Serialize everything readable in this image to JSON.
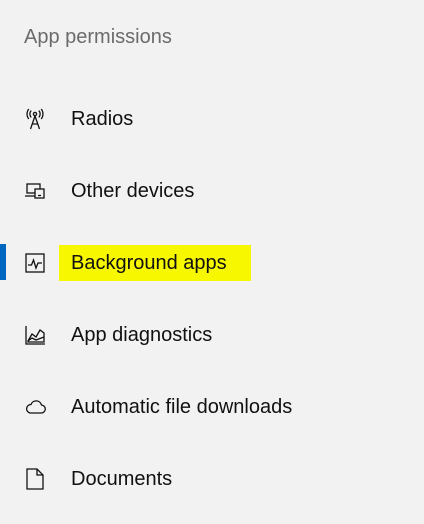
{
  "section": {
    "title": "App permissions"
  },
  "nav": {
    "items": [
      {
        "label": "Radios",
        "icon": "radio-tower-icon"
      },
      {
        "label": "Other devices",
        "icon": "devices-icon"
      },
      {
        "label": "Background apps",
        "icon": "background-apps-icon",
        "selected": true
      },
      {
        "label": "App diagnostics",
        "icon": "diagnostics-chart-icon"
      },
      {
        "label": "Automatic file downloads",
        "icon": "cloud-icon"
      },
      {
        "label": "Documents",
        "icon": "document-icon"
      }
    ]
  },
  "colors": {
    "background": "#f2f2f2",
    "accent": "#0067c0",
    "highlight": "#f7f700",
    "header_text": "#6b6b6b"
  }
}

┄┄┄┄┄┄

Omit the pictures. Output every record above word for word.

• **THE REPLY**:
Serialize everything readable in this image to JSON.
{
  "section": {
    "title": "App permissions"
  },
  "nav": {
    "items": [
      {
        "label": "Radios",
        "icon": "radio-tower-icon"
      },
      {
        "label": "Other devices",
        "icon": "devices-icon"
      },
      {
        "label": "Background apps",
        "icon": "background-apps-icon",
        "selected": true
      },
      {
        "label": "App diagnostics",
        "icon": "diagnostics-chart-icon"
      },
      {
        "label": "Automatic file downloads",
        "icon": "cloud-icon"
      },
      {
        "label": "Documents",
        "icon": "document-icon"
      }
    ]
  },
  "colors": {
    "background": "#f2f2f2",
    "accent": "#0067c0",
    "highlight": "#f7f700",
    "header_text": "#6b6b6b"
  }
}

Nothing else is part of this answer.